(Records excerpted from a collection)
+ + + + + + +

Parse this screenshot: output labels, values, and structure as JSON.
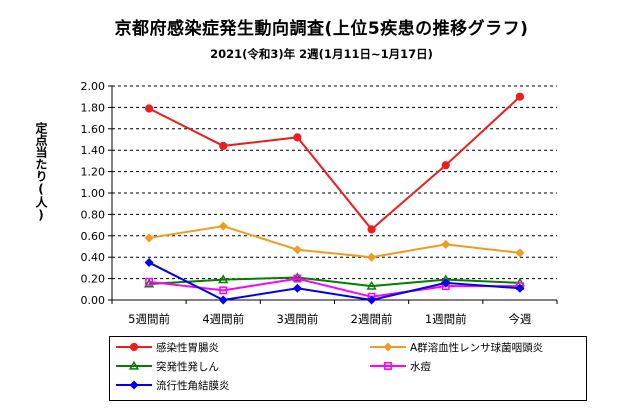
{
  "chart_data": {
    "type": "line",
    "title": "京都府感染症発生動向調査(上位5疾患の推移グラフ)",
    "subtitle": "2021(令和3)年 2週(1月11日~1月17日)",
    "ylabel": "定点当たり(人)",
    "xlabel": "",
    "categories": [
      "5週間前",
      "4週間前",
      "3週間前",
      "2週間前",
      "1週間前",
      "今週"
    ],
    "ylim": [
      0,
      2.0
    ],
    "yticks": [
      "0.00",
      "0.20",
      "0.40",
      "0.60",
      "0.80",
      "1.00",
      "1.20",
      "1.40",
      "1.60",
      "1.80",
      "2.00"
    ],
    "grid": "horizontal dashed",
    "legend_position": "bottom",
    "series": [
      {
        "name": "感染性胃腸炎",
        "values": [
          1.79,
          1.44,
          1.52,
          0.66,
          1.26,
          1.9
        ],
        "color": "#ee1c1c",
        "marker": "circle"
      },
      {
        "name": "A群溶血性レンサ球菌咽頭炎",
        "values": [
          0.58,
          0.69,
          0.47,
          0.4,
          0.52,
          0.44
        ],
        "color": "#f29a22",
        "marker": "diamond"
      },
      {
        "name": "突発性発しん",
        "values": [
          0.15,
          0.19,
          0.21,
          0.13,
          0.19,
          0.16
        ],
        "color": "#008000",
        "marker": "triangle"
      },
      {
        "name": "水痘",
        "values": [
          0.17,
          0.09,
          0.2,
          0.03,
          0.13,
          0.13
        ],
        "color": "#ff00ff",
        "marker": "square"
      },
      {
        "name": "流行性角結膜炎",
        "values": [
          0.35,
          0.0,
          0.11,
          0.0,
          0.16,
          0.11
        ],
        "color": "#0000ee",
        "marker": "diamond"
      }
    ]
  }
}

+ + + + + + +

EXERCISE OBJECTIVE:
Except for the pictures, give all the material above again verbatim.

ANSWER FOR THIS EXERCISE:
Parse this screenshot: output labels, values, and structure as JSON.
{
  "chart_data": {
    "type": "line",
    "title": "京都府感染症発生動向調査(上位5疾患の推移グラフ)",
    "subtitle": "2021(令和3)年 2週(1月11日~1月17日)",
    "ylabel": "定点当たり(人)",
    "xlabel": "",
    "categories": [
      "5週間前",
      "4週間前",
      "3週間前",
      "2週間前",
      "1週間前",
      "今週"
    ],
    "ylim": [
      0,
      2.0
    ],
    "yticks": [
      "0.00",
      "0.20",
      "0.40",
      "0.60",
      "0.80",
      "1.00",
      "1.20",
      "1.40",
      "1.60",
      "1.80",
      "2.00"
    ],
    "grid": "horizontal dashed",
    "legend_position": "bottom",
    "series": [
      {
        "name": "感染性胃腸炎",
        "values": [
          1.79,
          1.44,
          1.52,
          0.66,
          1.26,
          1.9
        ],
        "color": "#ee1c1c",
        "marker": "circle"
      },
      {
        "name": "A群溶血性レンサ球菌咽頭炎",
        "values": [
          0.58,
          0.69,
          0.47,
          0.4,
          0.52,
          0.44
        ],
        "color": "#f29a22",
        "marker": "diamond"
      },
      {
        "name": "突発性発しん",
        "values": [
          0.15,
          0.19,
          0.21,
          0.13,
          0.19,
          0.16
        ],
        "color": "#008000",
        "marker": "triangle"
      },
      {
        "name": "水痘",
        "values": [
          0.17,
          0.09,
          0.2,
          0.03,
          0.13,
          0.13
        ],
        "color": "#ff00ff",
        "marker": "square"
      },
      {
        "name": "流行性角結膜炎",
        "values": [
          0.35,
          0.0,
          0.11,
          0.0,
          0.16,
          0.11
        ],
        "color": "#0000ee",
        "marker": "diamond"
      }
    ]
  }
}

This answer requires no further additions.